__GIVEN EXERCISE__.
Make an exact copy of the records, dropping all pictures.

__DATA SHOWN__.
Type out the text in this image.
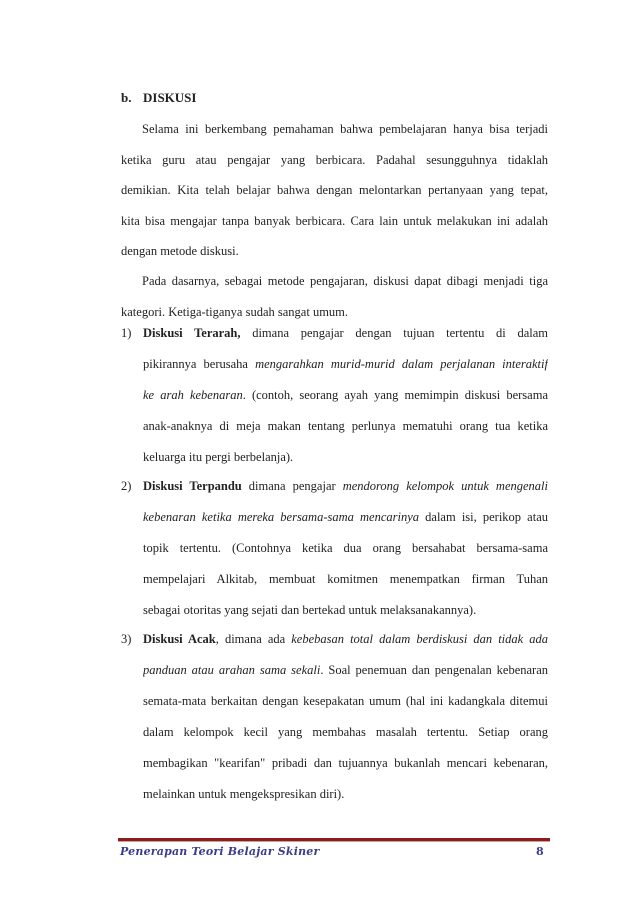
b. DISKUSI
Selama ini berkembang pemahaman bahwa pembelajaran hanya bisa terjadi
ketika guru atau pengajar yang berbicara. Padahal sesungguhnya tidaklah
demikian. Kita telah belajar bahwa dengan melontarkan pertanyaan yang tepat,
kita bisa mengajar tanpa banyak berbicara. Cara lain untuk melakukan ini adalah
dengan metode diskusi.
Pada dasarnya, sebagai metode pengajaran, diskusi dapat dibagi menjadi tiga
kategori. Ketiga-tiganya sudah sangat umum.
1) Diskusi Terarah, dimana pengajar dengan tujuan tertentu di dalam
pikirannya berusaha mengarahkan murid-murid dalam perjalanan interaktif
ke arah kebenaran. (contoh, seorang ayah yang memimpin diskusi bersama
anak-anaknya di meja makan tentang perlunya mematuhi orang tua ketika
keluarga itu pergi berbelanja).
2) Diskusi Terpandu dimana pengajar mendorong kelompok untuk mengenali
kebenaran ketika mereka bersama-sama mencarinya dalam isi, perikop atau
topik tertentu. (Contohnya ketika dua orang bersahabat bersama-sama
mempelajari Alkitab, membuat komitmen menempatkan firman Tuhan
sebagai otoritas yang sejati dan bertekad untuk melaksanakannya).
3) Diskusi Acak, dimana ada kebebasan total dalam berdiskusi dan tidak ada
panduan atau arahan sama sekali. Soal penemuan dan pengenalan kebenaran
semata-mata berkaitan dengan kesepakatan umum (hal ini kadangkala ditemui
dalam kelompok kecil yang membahas masalah tertentu. Setiap orang
membagikan "kearifan" pribadi dan tujuannya bukanlah mencari kebenaran,
melainkan untuk mengekspresikan diri).
Penerapan Teori Belajar Skiner	8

__PROBLEM SOLUTION__.
Type out the text in this image.
b. DISKUSI
Selama ini berkembang pemahaman bahwa pembelajaran hanya bisa terjadi
ketika guru atau pengajar yang berbicara. Padahal sesungguhnya tidaklah
demikian. Kita telah belajar bahwa dengan melontarkan pertanyaan yang tepat,
kita bisa mengajar tanpa banyak berbicara. Cara lain untuk melakukan ini adalah
dengan metode diskusi.
Pada dasarnya, sebagai metode pengajaran, diskusi dapat dibagi menjadi tiga
kategori. Ketiga-tiganya sudah sangat umum.
1) Diskusi Terarah, dimana pengajar dengan tujuan tertentu di dalam
pikirannya berusaha mengarahkan murid-murid dalam perjalanan interaktif
ke arah kebenaran. (contoh, seorang ayah yang memimpin diskusi bersama
anak-anaknya di meja makan tentang perlunya mematuhi orang tua ketika
keluarga itu pergi berbelanja).
2) Diskusi Terpandu dimana pengajar mendorong kelompok untuk mengenali
kebenaran ketika mereka bersama-sama mencarinya dalam isi, perikop atau
topik tertentu. (Contohnya ketika dua orang bersahabat bersama-sama
mempelajari Alkitab, membuat komitmen menempatkan firman Tuhan
sebagai otoritas yang sejati dan bertekad untuk melaksanakannya).
3) Diskusi Acak, dimana ada kebebasan total dalam berdiskusi dan tidak ada
panduan atau arahan sama sekali. Soal penemuan dan pengenalan kebenaran
semata-mata berkaitan dengan kesepakatan umum (hal ini kadangkala ditemui
dalam kelompok kecil yang membahas masalah tertentu. Setiap orang
membagikan "kearifan" pribadi dan tujuannya bukanlah mencari kebenaran,
melainkan untuk mengekspresikan diri).
Penerapan Teori Belajar Skiner	8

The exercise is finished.